● WHAT YOU ARE ASKED TO DO
Scan the data below. Pull out each line where "value" occurs.

● EXTRACTED DATA
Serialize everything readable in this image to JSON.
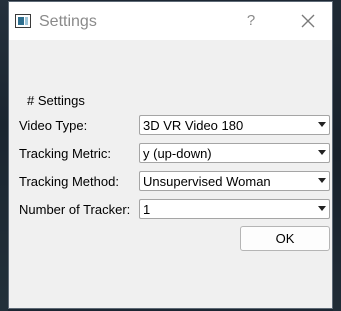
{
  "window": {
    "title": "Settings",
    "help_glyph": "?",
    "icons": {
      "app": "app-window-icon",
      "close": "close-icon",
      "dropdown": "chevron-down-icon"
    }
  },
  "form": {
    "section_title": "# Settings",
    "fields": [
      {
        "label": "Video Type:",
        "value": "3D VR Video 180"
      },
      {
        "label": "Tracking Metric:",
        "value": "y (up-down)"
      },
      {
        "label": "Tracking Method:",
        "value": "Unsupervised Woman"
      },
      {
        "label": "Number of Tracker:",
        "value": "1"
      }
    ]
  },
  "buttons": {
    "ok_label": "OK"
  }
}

● REPLY
        "value": "3D VR Video 180"
        "value": "y (up-down)"
        "value": "Unsupervised Woman"
        "value": "1"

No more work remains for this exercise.